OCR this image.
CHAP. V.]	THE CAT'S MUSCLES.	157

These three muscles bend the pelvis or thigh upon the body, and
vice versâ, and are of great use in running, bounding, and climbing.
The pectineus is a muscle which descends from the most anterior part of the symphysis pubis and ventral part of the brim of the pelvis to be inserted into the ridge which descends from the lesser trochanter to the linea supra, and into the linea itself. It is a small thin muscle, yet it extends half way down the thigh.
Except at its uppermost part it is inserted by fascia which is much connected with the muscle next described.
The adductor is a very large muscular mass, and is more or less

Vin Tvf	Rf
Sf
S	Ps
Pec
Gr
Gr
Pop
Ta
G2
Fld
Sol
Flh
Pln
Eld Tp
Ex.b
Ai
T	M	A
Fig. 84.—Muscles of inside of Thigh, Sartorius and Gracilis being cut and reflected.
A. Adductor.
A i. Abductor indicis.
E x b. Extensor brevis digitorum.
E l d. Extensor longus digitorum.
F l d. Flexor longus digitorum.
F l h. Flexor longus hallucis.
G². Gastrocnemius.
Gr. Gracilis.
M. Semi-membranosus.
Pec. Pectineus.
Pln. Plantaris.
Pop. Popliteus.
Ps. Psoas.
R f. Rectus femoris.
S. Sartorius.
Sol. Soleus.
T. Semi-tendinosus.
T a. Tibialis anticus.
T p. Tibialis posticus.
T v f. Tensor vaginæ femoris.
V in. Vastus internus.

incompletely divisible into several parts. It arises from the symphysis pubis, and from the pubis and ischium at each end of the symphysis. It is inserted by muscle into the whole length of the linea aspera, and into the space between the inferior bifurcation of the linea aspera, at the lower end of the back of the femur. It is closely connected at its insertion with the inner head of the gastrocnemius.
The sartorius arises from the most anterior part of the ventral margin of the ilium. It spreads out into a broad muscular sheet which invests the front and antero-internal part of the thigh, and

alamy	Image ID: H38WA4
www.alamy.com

Description of the task ▸
Set all of the entries down again, exactly as they were given.

Exercise result ▸
OCR this image.
CHAP. V.]	THE CAT'S MUSCLES.	157

These three muscles bend the pelvis or thigh upon the body, and
vice versâ, and are of great use in running, bounding, and climbing.
The pectineus is a muscle which descends from the most anterior part of the symphysis pubis and ventral part of the brim of the pelvis to be inserted into the ridge which descends from the lesser trochanter to the linea supra, and into the linea itself. It is a small thin muscle, yet it extends half way down the thigh.
Except at its uppermost part it is inserted by fascia which is much connected with the muscle next described.
The adductor is a very large muscular mass, and is more or less

Vin Tvf	Rf
Sf
S	Ps
Pec
Gr
Gr
Pop
Ta
G2
Fld
Sol
Flh
Pln
Eld Tp
Ex.b
Ai
T	M	A
Fig. 84.—Muscles of inside of Thigh, Sartorius and Gracilis being cut and reflected.
A. Adductor.
A i. Abductor indicis.
E x b. Extensor brevis digitorum.
E l d. Extensor longus digitorum.
F l d. Flexor longus digitorum.
F l h. Flexor longus hallucis.
G². Gastrocnemius.
Gr. Gracilis.
M. Semi-membranosus.
Pec. Pectineus.
Pln. Plantaris.
Pop. Popliteus.
Ps. Psoas.
R f. Rectus femoris.
S. Sartorius.
Sol. Soleus.
T. Semi-tendinosus.
T a. Tibialis anticus.
T p. Tibialis posticus.
T v f. Tensor vaginæ femoris.
V in. Vastus internus.

incompletely divisible into several parts. It arises from the symphysis pubis, and from the pubis and ischium at each end of the symphysis. It is inserted by muscle into the whole length of the linea aspera, and into the space between the inferior bifurcation of the linea aspera, at the lower end of the back of the femur. It is closely connected at its insertion with the inner head of the gastrocnemius.
The sartorius arises from the most anterior part of the ventral margin of the ilium. It spreads out into a broad muscular sheet which invests the front and antero-internal part of the thigh, and

alamy	Image ID: H38WA4
www.alamy.com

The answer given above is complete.